Identify every line containing the word "subtitle" and reproduce each one.

>> Begin

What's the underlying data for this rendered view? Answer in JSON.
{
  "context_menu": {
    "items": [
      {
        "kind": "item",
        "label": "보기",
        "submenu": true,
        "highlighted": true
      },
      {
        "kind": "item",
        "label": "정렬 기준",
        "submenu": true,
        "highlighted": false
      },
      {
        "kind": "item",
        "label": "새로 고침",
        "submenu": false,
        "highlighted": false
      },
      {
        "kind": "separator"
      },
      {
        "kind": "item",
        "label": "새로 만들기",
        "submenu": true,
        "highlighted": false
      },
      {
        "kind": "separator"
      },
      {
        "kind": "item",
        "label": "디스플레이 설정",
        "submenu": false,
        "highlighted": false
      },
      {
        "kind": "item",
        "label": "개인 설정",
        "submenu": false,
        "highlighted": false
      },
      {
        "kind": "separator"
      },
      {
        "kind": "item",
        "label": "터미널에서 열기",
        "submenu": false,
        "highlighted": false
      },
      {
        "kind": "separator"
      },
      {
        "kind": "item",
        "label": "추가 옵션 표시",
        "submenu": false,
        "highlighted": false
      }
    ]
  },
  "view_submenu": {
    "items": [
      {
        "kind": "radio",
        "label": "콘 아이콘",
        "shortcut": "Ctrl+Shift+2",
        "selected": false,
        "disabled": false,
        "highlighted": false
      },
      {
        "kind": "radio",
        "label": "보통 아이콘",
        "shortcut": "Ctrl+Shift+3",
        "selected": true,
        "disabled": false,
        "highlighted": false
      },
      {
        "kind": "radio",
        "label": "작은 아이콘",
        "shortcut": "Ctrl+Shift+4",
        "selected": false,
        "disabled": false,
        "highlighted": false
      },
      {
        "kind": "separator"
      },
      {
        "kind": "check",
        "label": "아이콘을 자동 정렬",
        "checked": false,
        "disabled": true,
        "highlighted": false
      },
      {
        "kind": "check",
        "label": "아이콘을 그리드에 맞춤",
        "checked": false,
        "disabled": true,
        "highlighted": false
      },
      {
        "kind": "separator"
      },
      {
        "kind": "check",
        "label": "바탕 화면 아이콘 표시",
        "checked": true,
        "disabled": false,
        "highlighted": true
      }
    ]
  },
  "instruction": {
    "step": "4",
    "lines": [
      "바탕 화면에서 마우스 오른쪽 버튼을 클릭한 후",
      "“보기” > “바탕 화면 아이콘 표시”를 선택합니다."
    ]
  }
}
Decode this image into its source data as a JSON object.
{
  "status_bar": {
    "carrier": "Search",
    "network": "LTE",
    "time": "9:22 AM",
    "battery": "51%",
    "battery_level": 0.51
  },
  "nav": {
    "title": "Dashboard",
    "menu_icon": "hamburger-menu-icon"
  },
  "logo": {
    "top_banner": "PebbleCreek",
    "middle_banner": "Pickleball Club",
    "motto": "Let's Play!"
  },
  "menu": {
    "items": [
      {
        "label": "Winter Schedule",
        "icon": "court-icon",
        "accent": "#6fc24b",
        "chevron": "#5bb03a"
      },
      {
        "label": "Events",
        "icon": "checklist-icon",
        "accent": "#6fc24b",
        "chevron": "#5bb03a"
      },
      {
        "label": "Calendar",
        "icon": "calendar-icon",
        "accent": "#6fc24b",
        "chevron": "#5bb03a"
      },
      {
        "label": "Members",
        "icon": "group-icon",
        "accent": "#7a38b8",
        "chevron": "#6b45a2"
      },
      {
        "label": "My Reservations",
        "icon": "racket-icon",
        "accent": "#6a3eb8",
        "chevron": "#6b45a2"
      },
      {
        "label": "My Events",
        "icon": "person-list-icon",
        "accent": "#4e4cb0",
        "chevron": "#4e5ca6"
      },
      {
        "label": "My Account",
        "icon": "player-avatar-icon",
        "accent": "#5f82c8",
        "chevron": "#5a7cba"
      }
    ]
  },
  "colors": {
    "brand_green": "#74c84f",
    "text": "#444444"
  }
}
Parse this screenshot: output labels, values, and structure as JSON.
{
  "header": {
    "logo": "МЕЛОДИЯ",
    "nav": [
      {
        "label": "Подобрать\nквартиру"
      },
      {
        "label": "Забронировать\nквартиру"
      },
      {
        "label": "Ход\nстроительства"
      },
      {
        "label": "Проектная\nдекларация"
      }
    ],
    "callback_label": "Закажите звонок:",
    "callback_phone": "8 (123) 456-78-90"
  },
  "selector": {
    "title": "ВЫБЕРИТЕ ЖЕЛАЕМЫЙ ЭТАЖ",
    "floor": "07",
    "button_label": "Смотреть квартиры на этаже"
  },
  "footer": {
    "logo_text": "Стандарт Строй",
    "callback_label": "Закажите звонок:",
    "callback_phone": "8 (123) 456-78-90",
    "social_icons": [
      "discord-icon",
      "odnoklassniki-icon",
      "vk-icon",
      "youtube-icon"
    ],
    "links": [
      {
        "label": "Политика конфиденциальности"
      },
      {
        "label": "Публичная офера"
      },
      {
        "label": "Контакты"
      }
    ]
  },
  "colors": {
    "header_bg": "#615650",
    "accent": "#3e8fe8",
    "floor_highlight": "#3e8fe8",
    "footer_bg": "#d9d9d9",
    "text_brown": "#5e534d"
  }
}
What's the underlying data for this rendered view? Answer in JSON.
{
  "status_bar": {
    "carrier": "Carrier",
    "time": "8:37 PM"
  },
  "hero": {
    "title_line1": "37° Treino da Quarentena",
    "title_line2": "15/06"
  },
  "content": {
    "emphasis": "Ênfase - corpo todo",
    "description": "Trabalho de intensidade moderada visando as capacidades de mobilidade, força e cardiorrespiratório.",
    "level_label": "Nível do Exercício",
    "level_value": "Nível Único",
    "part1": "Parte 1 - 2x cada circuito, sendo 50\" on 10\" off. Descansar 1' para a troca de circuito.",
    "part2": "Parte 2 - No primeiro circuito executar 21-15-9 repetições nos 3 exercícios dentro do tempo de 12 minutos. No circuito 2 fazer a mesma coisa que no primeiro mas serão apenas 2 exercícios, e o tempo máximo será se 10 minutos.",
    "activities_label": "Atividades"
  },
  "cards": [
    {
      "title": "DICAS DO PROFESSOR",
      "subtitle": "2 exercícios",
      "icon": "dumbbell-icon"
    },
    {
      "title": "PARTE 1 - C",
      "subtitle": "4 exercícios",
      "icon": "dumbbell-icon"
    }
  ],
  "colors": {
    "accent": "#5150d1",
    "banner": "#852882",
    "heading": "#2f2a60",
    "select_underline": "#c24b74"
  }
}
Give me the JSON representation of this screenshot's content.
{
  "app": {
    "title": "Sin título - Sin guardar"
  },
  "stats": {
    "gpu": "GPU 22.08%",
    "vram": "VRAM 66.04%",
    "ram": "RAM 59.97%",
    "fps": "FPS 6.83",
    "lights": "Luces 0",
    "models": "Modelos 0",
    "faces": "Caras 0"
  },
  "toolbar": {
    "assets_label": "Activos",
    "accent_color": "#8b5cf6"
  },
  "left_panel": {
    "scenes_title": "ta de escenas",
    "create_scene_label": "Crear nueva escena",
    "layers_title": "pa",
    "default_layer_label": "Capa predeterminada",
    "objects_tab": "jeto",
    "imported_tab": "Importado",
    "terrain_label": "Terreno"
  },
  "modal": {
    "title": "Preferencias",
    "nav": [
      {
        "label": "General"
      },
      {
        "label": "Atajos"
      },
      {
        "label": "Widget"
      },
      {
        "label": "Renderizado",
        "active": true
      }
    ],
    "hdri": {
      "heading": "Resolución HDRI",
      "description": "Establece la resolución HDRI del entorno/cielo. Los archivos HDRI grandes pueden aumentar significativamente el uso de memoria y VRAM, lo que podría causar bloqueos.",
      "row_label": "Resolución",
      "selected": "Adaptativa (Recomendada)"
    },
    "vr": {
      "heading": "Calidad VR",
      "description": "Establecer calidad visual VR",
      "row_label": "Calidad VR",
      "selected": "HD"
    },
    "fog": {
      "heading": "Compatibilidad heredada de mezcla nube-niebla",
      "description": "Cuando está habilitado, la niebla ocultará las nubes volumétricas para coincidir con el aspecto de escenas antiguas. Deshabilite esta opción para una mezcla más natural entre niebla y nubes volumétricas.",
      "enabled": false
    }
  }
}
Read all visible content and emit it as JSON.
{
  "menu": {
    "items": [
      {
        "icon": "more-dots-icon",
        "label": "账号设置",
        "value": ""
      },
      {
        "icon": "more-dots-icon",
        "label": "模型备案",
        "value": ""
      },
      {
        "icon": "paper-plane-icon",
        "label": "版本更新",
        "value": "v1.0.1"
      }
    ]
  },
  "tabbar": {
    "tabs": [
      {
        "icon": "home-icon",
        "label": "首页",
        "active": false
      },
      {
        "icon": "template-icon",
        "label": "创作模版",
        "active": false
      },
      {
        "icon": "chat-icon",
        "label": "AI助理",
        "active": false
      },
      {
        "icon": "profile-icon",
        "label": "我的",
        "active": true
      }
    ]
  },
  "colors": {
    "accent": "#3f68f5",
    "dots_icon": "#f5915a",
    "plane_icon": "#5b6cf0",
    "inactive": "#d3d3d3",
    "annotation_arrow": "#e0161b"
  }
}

>> End

_COMPLETED EXERCISE_
      "subtitle": "2 exercícios",
      "subtitle": "4 exercícios",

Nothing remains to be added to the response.